• **Requirement**
Write out the listing below without alteration, omitting its pictures.

======== Records provided ========

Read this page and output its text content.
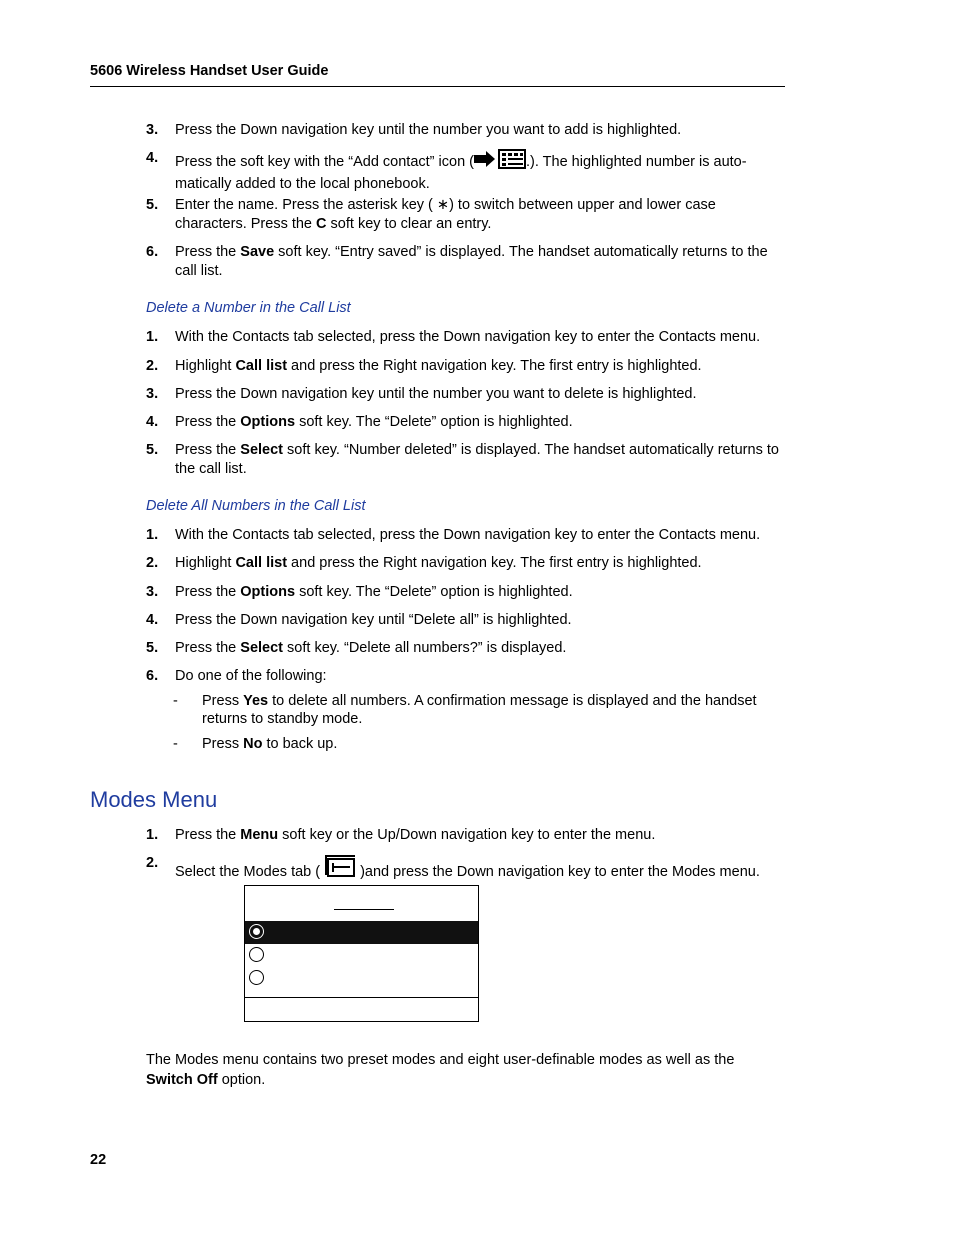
5606 Wireless Handset User Guide
3. Press the Down navigation key until the number you want to add is highlighted.
4. Press the soft key with the “Add contact” icon (	.). The highlighted number is auto-matically added to the local phonebook.
5. Enter the name. Press the asterisk key ( ∗) to switch between upper and lower case characters. Press the C soft key to clear an entry.
6. Press the Save soft key. “Entry saved” is displayed. The handset automatically returns to the call list.
Delete a Number in the Call List
1. With the Contacts tab selected, press the Down navigation key to enter the Contacts menu.
2. Highlight Call list and press the Right navigation key. The first entry is highlighted.
3. Press the Down navigation key until the number you want to delete is highlighted.
4. Press the Options soft key. The “Delete” option is highlighted.
5. Press the Select soft key. “Number deleted” is displayed. The handset automatically returns to the call list.
Delete All Numbers in the Call List
1. With the Contacts tab selected, press the Down navigation key to enter the Contacts menu.
2. Highlight Call list and press the Right navigation key. The first entry is highlighted.
3. Press the Options soft key. The “Delete” option is highlighted.
4. Press the Down navigation key until “Delete all” is highlighted.
5. Press the Select soft key. “Delete all numbers?” is displayed.
6. Do one of the following:
- Press Yes to delete all numbers. A confirmation message is displayed and the handset returns to standby mode.
- Press No to back up.
Modes Menu
1. Press the Menu soft key or the Up/Down navigation key to enter the menu.
2.
Select the Modes tab (	)and press the Down navigation key to enter the Modes menu.
The Modes menu contains two preset modes and eight user-definable modes as well as the
Switch Off option.
22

========

• **Task solution**
Read this page and output its text content.
5606 Wireless Handset User Guide
3. Press the Down navigation key until the number you want to add is highlighted.
4. Press the soft key with the “Add contact” icon (	.). The highlighted number is auto-matically added to the local phonebook.
5. Enter the name. Press the asterisk key ( ∗) to switch between upper and lower case characters. Press the C soft key to clear an entry.
6. Press the Save soft key. “Entry saved” is displayed. The handset automatically returns to the call list.
Delete a Number in the Call List
1. With the Contacts tab selected, press the Down navigation key to enter the Contacts menu.
2. Highlight Call list and press the Right navigation key. The first entry is highlighted.
3. Press the Down navigation key until the number you want to delete is highlighted.
4. Press the Options soft key. The “Delete” option is highlighted.
5. Press the Select soft key. “Number deleted” is displayed. The handset automatically returns to the call list.
Delete All Numbers in the Call List
1. With the Contacts tab selected, press the Down navigation key to enter the Contacts menu.
2. Highlight Call list and press the Right navigation key. The first entry is highlighted.
3. Press the Options soft key. The “Delete” option is highlighted.
4. Press the Down navigation key until “Delete all” is highlighted.
5. Press the Select soft key. “Delete all numbers?” is displayed.
6. Do one of the following:
- Press Yes to delete all numbers. A confirmation message is displayed and the handset returns to standby mode.
- Press No to back up.
Modes Menu
1. Press the Menu soft key or the Up/Down navigation key to enter the menu.
2.
Select the Modes tab (	)and press the Down navigation key to enter the Modes menu.
The Modes menu contains two preset modes and eight user-definable modes as well as the
Switch Off option.
22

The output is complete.